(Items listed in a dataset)
---------------

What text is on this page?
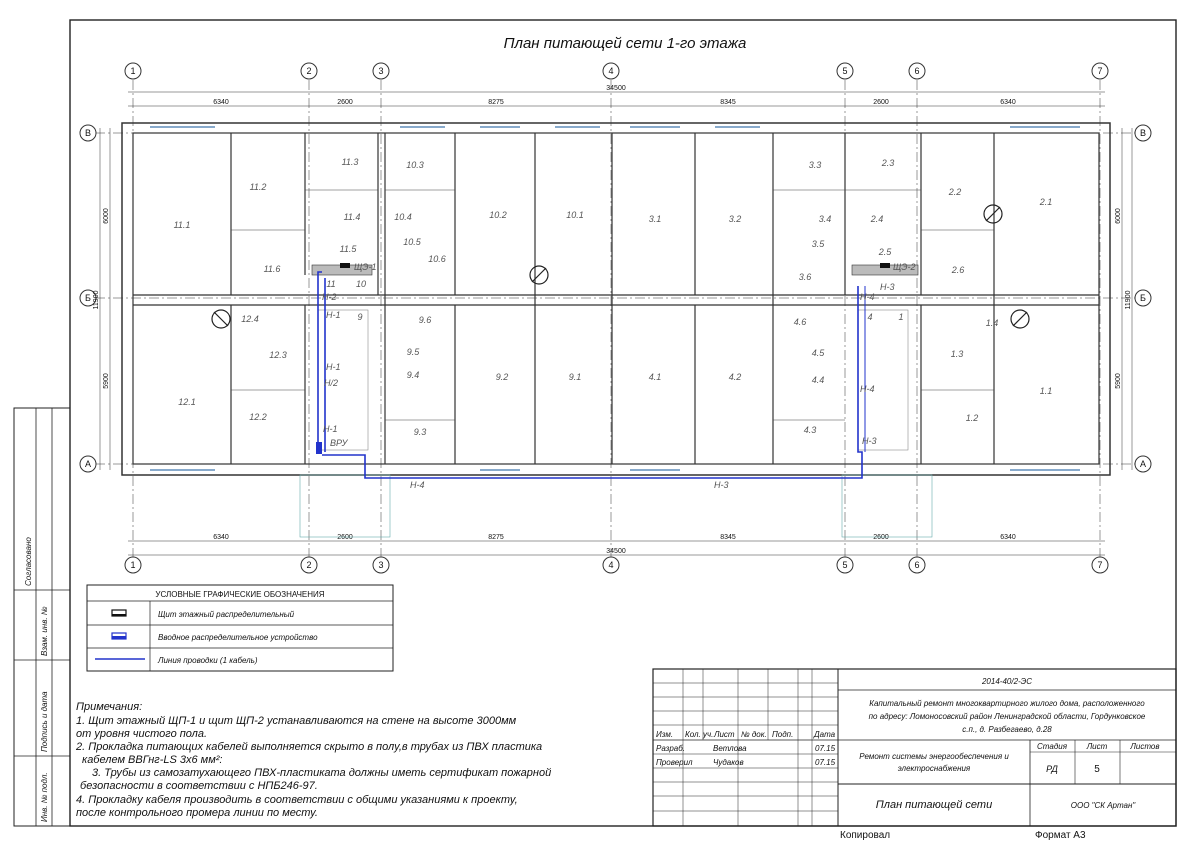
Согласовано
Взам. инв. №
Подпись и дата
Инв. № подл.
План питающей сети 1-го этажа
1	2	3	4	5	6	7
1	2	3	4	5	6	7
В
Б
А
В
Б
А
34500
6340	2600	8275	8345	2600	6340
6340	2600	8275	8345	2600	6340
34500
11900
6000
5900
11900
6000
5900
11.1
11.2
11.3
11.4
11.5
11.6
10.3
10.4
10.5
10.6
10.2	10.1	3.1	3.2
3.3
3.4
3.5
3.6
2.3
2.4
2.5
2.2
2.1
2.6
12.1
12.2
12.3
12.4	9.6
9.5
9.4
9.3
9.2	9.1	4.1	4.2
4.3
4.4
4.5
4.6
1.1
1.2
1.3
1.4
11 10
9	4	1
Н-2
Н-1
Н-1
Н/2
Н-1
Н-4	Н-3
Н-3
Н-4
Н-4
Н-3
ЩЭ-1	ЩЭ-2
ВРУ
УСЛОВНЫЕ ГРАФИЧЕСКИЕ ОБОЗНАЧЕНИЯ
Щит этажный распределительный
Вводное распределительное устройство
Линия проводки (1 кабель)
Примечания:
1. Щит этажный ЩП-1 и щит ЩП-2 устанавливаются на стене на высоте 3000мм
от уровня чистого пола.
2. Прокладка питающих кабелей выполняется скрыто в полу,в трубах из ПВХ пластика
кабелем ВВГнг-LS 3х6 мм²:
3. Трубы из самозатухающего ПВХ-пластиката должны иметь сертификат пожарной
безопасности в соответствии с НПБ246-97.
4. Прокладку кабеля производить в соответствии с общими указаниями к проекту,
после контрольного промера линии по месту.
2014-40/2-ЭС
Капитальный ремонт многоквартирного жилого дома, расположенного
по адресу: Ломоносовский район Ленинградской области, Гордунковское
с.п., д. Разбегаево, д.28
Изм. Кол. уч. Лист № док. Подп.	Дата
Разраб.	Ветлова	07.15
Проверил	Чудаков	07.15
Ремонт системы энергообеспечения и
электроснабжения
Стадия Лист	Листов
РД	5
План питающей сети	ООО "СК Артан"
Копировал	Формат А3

---------------

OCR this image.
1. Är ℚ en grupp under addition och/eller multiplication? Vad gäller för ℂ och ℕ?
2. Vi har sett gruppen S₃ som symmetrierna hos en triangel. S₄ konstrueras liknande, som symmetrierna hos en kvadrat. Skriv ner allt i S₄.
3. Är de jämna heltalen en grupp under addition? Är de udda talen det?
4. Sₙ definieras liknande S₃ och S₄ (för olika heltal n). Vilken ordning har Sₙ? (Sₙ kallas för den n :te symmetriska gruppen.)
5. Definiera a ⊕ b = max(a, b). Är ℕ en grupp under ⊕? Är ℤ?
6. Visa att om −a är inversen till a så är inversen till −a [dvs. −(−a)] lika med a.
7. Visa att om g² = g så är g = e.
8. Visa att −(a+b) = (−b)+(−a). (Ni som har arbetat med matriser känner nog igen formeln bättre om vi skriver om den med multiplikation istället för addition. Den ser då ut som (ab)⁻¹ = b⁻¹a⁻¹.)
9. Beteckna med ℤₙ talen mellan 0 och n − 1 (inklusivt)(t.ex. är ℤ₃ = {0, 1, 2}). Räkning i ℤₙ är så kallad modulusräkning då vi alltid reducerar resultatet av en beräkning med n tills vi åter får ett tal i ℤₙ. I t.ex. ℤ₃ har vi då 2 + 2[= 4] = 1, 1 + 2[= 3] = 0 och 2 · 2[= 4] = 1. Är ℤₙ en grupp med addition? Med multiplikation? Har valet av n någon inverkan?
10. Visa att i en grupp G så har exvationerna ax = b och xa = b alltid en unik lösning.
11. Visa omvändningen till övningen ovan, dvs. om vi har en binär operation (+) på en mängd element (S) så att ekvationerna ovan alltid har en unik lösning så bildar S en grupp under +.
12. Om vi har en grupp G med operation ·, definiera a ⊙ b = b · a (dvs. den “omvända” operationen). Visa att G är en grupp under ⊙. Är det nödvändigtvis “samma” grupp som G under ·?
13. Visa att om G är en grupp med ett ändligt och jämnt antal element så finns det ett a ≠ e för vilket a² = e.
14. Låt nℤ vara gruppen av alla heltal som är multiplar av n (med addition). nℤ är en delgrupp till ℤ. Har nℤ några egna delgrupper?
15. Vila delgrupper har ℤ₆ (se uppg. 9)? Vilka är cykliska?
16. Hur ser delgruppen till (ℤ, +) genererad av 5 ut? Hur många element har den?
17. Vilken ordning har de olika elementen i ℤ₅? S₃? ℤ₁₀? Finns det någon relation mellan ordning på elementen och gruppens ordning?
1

---------------

EXERCISE
Tally up the lines in the preceding listing that contain the string "operation". Respond with the number and nothing else.

RESULT OF THE EXERCISE
2